Selected text =
________________

Just what role did the Ukraine-Gate whistleblower play in the quid pro quo? Not the one allegedly committed by Donald Trump in 2019, but the one openly admitted by Joe Biden that took place in 2016. Senate Republicans asked defense counsel Patrick Philbin whether Adam Schiff’s coordination with the whistleblower interfere with due process in the impeachment process.

Yes it did, Philbin replied, but that’s not the only potential problem with the whistleblower and Schiff’s case. His reported work for Biden raises questions whether he had any role in Biden’s decision to withhold aid from Ukraine to get Viktor Shokin fired, Philbin noted. Was his “whistleblowing” crafted to protect himself when it became clear that Trump was determined to investigate the Bidens?

________________

Data for analysis =
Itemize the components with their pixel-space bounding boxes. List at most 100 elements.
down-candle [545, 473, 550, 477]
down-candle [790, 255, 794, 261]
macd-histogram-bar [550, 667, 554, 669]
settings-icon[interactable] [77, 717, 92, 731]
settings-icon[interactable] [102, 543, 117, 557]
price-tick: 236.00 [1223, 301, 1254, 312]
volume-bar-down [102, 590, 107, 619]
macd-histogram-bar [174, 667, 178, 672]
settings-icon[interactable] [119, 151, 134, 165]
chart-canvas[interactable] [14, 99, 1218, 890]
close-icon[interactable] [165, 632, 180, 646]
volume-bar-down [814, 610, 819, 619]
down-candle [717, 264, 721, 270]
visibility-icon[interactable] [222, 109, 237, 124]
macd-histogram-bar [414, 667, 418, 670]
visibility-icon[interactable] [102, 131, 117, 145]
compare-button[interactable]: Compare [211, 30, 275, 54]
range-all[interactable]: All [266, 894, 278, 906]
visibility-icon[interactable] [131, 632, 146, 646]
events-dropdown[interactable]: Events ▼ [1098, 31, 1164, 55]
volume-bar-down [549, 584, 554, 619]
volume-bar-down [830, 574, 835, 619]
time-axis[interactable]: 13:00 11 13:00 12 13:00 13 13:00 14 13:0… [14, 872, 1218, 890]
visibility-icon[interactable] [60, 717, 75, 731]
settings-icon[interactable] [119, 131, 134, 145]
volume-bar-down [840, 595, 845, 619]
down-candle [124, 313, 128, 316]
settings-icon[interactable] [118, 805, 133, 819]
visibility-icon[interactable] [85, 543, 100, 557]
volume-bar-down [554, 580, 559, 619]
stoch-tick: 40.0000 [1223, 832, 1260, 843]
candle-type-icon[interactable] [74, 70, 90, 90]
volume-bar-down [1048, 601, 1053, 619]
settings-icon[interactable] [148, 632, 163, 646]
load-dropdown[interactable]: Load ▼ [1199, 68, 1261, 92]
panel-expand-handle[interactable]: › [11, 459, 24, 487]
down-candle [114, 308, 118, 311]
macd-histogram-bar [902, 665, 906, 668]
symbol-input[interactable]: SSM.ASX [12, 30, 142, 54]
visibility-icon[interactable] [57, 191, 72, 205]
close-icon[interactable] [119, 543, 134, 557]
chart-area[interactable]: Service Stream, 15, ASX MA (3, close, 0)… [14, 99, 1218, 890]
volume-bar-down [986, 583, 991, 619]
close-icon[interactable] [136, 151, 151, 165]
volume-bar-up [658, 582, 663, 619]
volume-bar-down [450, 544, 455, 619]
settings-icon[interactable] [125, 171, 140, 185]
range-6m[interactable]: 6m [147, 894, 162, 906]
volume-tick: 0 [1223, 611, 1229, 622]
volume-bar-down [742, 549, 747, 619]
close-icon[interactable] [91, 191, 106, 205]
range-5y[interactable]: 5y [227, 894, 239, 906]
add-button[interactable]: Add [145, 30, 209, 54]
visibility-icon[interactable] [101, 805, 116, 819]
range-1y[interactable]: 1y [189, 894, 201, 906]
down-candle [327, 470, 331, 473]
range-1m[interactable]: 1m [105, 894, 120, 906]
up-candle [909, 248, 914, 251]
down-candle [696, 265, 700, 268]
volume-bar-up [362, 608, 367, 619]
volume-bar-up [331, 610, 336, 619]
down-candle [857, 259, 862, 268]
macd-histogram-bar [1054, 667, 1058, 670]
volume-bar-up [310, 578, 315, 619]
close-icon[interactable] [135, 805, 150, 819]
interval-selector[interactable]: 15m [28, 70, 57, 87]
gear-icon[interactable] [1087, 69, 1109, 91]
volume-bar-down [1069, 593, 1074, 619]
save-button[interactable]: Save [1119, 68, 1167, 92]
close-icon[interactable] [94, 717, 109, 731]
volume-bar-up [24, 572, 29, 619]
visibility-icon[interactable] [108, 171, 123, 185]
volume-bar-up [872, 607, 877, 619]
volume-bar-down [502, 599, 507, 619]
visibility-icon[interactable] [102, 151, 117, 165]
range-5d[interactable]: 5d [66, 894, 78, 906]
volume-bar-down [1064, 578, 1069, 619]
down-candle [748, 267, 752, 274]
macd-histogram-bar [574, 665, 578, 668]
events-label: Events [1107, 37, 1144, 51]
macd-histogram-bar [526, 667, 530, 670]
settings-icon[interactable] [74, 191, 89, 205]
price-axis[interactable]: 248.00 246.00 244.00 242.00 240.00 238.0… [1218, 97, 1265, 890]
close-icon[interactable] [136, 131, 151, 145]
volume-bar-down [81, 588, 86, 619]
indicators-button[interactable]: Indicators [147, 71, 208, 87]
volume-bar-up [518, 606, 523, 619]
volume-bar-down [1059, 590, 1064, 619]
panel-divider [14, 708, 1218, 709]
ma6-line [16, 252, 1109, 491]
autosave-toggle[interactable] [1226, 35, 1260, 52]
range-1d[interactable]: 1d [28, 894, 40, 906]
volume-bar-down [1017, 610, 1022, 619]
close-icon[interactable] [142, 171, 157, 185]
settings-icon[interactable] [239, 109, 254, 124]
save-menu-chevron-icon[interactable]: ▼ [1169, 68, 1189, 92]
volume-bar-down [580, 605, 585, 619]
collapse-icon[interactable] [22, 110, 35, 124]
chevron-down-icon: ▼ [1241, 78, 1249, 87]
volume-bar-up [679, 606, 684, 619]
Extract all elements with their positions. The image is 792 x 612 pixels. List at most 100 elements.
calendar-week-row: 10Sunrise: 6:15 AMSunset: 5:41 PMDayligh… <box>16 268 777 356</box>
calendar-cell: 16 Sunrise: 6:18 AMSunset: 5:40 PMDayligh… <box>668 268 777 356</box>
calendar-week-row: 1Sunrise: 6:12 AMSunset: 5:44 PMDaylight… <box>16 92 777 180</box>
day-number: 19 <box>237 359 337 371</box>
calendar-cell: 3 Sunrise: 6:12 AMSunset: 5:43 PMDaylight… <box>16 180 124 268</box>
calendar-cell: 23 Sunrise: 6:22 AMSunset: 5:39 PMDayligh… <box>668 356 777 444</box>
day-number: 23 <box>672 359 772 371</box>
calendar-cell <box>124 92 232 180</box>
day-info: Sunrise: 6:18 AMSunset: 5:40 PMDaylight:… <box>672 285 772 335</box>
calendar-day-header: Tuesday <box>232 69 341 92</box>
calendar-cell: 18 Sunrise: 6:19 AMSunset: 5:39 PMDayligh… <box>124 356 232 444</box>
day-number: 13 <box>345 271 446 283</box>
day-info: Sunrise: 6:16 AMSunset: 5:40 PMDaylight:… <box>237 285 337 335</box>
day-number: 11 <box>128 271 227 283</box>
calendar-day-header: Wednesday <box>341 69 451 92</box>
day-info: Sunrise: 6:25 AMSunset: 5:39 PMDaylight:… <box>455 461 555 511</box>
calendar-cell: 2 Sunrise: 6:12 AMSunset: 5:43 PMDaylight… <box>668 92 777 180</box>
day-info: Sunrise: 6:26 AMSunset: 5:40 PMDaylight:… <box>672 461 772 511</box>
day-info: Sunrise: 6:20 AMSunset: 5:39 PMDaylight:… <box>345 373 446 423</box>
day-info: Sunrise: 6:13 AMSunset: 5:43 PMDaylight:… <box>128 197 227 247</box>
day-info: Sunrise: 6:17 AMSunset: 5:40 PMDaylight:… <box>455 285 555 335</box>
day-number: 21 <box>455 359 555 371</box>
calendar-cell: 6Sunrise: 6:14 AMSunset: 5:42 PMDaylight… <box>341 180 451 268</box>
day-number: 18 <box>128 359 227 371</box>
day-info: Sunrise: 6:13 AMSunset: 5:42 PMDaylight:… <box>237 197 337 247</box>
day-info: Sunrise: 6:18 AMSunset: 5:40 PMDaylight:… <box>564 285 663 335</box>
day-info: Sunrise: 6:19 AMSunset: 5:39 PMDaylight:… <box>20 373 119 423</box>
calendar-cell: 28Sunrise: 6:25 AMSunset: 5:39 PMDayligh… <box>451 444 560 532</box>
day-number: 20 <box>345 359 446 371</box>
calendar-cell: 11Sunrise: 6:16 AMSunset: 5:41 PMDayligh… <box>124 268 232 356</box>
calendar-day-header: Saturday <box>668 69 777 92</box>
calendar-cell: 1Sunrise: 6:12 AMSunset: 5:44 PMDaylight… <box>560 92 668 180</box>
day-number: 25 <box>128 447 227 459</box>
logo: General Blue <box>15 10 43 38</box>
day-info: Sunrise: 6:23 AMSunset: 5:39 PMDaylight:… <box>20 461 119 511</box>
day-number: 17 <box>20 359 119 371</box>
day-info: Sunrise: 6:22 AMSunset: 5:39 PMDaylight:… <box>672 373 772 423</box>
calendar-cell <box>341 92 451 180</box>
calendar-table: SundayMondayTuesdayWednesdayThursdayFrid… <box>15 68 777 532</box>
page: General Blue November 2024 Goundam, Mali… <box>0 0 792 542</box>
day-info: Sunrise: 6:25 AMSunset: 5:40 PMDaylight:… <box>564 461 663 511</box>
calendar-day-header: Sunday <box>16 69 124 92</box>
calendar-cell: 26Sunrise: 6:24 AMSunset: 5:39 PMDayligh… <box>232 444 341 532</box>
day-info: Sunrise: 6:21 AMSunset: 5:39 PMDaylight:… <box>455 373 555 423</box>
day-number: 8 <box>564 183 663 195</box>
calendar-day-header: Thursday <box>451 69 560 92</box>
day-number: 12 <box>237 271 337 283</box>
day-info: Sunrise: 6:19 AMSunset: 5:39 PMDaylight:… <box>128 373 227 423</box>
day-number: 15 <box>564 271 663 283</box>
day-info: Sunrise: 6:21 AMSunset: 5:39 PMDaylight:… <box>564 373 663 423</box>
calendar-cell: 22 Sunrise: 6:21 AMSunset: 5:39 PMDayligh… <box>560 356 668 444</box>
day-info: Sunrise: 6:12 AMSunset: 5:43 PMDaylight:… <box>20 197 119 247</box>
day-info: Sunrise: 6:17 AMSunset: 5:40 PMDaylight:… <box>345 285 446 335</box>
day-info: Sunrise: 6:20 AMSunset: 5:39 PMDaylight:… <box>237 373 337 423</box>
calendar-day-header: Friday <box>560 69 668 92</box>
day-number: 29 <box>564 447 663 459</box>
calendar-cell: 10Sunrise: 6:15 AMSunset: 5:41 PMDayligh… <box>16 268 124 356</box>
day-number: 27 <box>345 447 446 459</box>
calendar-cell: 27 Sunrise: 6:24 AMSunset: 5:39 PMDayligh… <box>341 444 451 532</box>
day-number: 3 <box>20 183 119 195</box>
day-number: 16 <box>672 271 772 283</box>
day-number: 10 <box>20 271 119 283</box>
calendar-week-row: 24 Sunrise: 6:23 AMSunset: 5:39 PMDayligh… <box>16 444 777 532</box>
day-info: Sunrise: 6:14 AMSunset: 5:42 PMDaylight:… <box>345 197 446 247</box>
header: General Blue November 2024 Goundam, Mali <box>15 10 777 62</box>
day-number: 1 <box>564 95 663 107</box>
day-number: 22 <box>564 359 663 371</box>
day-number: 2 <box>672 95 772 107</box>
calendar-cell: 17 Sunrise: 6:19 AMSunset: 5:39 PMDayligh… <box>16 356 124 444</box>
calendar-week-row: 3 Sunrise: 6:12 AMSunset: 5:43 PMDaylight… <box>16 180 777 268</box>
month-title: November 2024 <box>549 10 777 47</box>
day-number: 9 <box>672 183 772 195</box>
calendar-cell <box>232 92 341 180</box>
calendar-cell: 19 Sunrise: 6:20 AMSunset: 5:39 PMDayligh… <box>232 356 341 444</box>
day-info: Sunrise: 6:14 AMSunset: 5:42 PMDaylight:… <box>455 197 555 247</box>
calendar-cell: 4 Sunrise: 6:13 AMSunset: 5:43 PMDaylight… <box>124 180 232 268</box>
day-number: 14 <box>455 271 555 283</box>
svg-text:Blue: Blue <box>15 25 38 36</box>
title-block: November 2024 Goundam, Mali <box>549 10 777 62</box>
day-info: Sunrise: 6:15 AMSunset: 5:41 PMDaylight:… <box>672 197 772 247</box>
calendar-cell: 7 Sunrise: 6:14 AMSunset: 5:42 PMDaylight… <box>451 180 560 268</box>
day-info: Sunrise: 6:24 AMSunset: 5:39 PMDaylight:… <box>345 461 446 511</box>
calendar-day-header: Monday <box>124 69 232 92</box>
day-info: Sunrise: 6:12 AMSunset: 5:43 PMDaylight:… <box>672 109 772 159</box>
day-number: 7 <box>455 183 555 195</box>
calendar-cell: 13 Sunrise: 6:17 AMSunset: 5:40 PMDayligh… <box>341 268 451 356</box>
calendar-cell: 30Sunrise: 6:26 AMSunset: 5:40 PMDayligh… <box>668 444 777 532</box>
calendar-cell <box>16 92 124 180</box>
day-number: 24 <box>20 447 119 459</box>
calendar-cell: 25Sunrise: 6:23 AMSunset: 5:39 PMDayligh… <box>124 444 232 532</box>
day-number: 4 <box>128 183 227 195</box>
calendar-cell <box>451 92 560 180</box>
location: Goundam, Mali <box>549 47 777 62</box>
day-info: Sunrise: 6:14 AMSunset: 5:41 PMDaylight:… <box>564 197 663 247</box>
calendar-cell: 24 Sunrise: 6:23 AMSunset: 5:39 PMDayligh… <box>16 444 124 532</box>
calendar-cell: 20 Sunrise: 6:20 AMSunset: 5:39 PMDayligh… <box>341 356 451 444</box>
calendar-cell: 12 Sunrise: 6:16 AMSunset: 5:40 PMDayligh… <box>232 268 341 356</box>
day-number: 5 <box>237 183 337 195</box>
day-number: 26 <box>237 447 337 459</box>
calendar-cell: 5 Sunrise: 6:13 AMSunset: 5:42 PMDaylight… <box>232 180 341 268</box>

________________

Exercise requirements =
- 1) Retype the passage about the Ukraine whistleblower word for word, from "Just what role" to "the impeachment process.".
- 2) Extend the passage about the Ukraine whistleblower, picking up right after its final sentence.

Expected results =
- 1)
Just what role did the Ukraine-Gate whistleblower play in the quid pro quo? Not the one allegedly committed by Donald Trump in 2019, but the one openly admitted by Joe Biden that took place in 2016. Senate Republicans asked defense counsel Patrick Philbin whether Adam Schiff’s coordination with the whistleblower interfere with due process in the impeachment process.

- 2)
“If the whistleblower, as is alleged in some public reports, actually did work for then-Vice President Biden on Ukraine issues, exactly what was his role? What was his involvement when issues were raised — we know from testimony that questions were raised — about the potential conflict of interest that the vice president then had when his son was sitting on the board of Burisma,” Philbin asked. “Was the alleged whistleblower involved in any of that and in making decisions to not do anything related to that?” …

“Did he have some reason to want to put the deep-six on any question raising any issue about what went on with the Bidens and Burisma and firing Shokin and withholding a billion dollars in loan guarantees and enforcing a very explicit quid pro quo — you won’t get this billion dollars until you fire him?” Philbin asked, pointedly.

“We don’t know, and because Manager Schiff was guiding this whole process — because he was chairman in charge of directing the inquiry and directing it away from any of those questions — that creates a real due process defect in the record,” the president’s lawyer declared.

Yes, indeed it does, at least in the legal sense. This isn’t a criminal trial, however; it’s a political process, and it’s intended to be a political process. It still should have the trappings of a judicial process, however, including due process and the right to present an effective defense.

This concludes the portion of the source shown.